[Data records]
--------

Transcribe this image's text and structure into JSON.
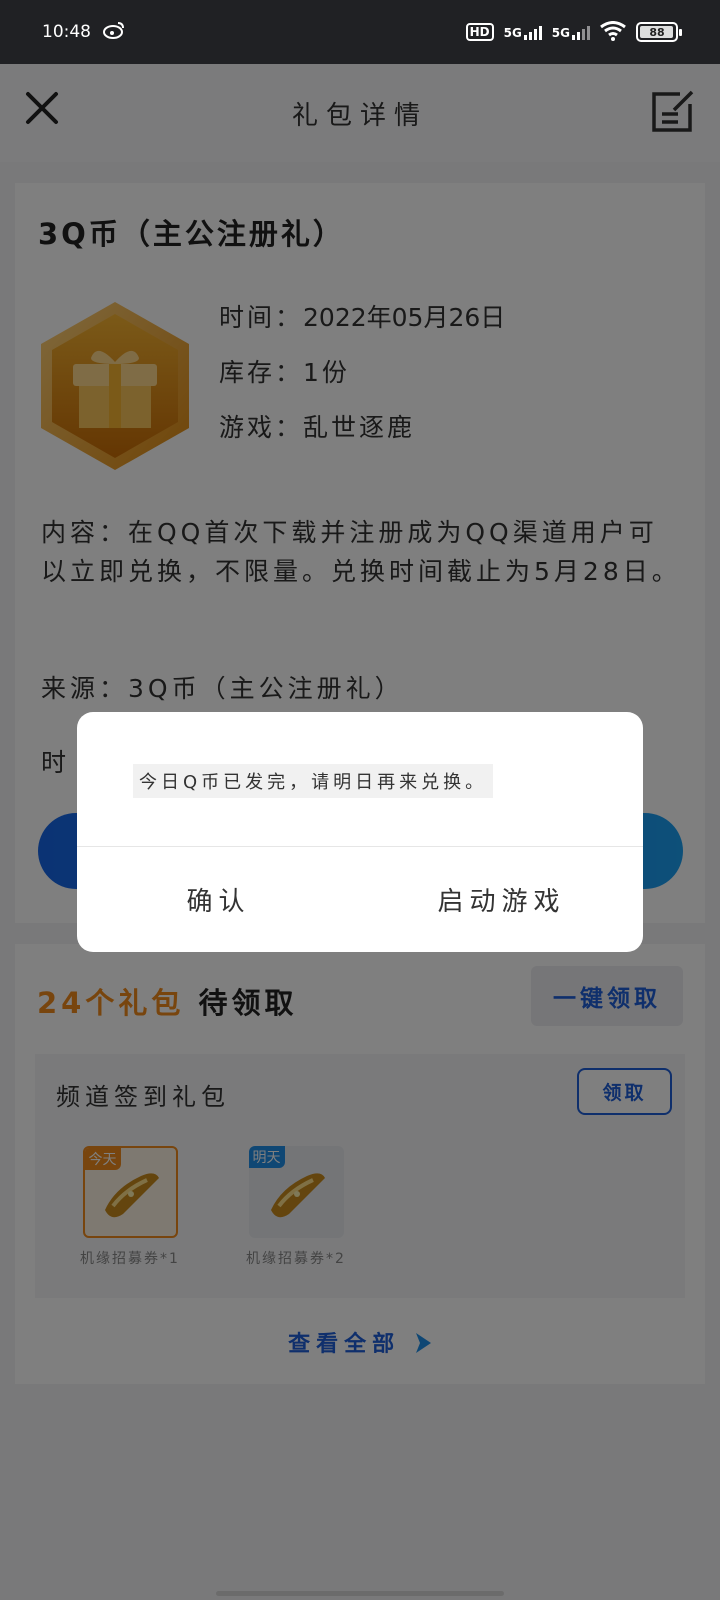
{
  "status_bar": {
    "time": "10:48",
    "hd": "HD",
    "sim1": "5G",
    "sim2": "5G",
    "battery": "88"
  },
  "header": {
    "title": "礼包详情"
  },
  "gift": {
    "name": "3Q币（主公注册礼）",
    "time_label": "时间：",
    "time_value": "2022年05月26日",
    "stock_label": "库存：",
    "stock_value": "1份",
    "game_label": "游戏：",
    "game_value": "乱世逐鹿",
    "content": "内容：在QQ首次下载并注册成为QQ渠道用户可以立即兑换，不限量。兑换时间截止为5月28日。",
    "source": "来源：3Q币（主公注册礼）",
    "time_partial": "时"
  },
  "gifts_section": {
    "count": "24个礼包",
    "pending": "待领取",
    "one_click": "一键领取",
    "daily_title": "频道签到礼包",
    "claim": "领取",
    "items": [
      {
        "tag": "今天",
        "label": "机缘招募券*1"
      },
      {
        "tag": "明天",
        "label": "机缘招募券*2"
      }
    ],
    "view_all": "查看全部"
  },
  "dialog": {
    "message": "今日Q币已发完，请明日再来兑换。",
    "confirm": "确认",
    "launch": "启动游戏"
  },
  "colors": {
    "accent_blue": "#1f5fd8",
    "accent_orange": "#f08a1c"
  }
}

--------

_Short exercise_
Skip the pictures and transcribe the rest of the records exactly.

_Output of the exercise_
Transcribe this image's text and structure into JSON.
{
  "status_bar": {
    "time": "10:48",
    "hd": "HD",
    "sim1": "5G",
    "sim2": "5G",
    "battery": "88"
  },
  "header": {
    "title": "礼包详情"
  },
  "gift": {
    "name": "3Q币（主公注册礼）",
    "time_label": "时间：",
    "time_value": "2022年05月26日",
    "stock_label": "库存：",
    "stock_value": "1份",
    "game_label": "游戏：",
    "game_value": "乱世逐鹿",
    "content": "内容：在QQ首次下载并注册成为QQ渠道用户可以立即兑换，不限量。兑换时间截止为5月28日。",
    "source": "来源：3Q币（主公注册礼）",
    "time_partial": "时"
  },
  "gifts_section": {
    "count": "24个礼包",
    "pending": "待领取",
    "one_click": "一键领取",
    "daily_title": "频道签到礼包",
    "claim": "领取",
    "items": [
      {
        "tag": "今天",
        "label": "机缘招募券*1"
      },
      {
        "tag": "明天",
        "label": "机缘招募券*2"
      }
    ],
    "view_all": "查看全部"
  },
  "dialog": {
    "message": "今日Q币已发完，请明日再来兑换。",
    "confirm": "确认",
    "launch": "启动游戏"
  },
  "colors": {
    "accent_blue": "#1f5fd8",
    "accent_orange": "#f08a1c"
  }
}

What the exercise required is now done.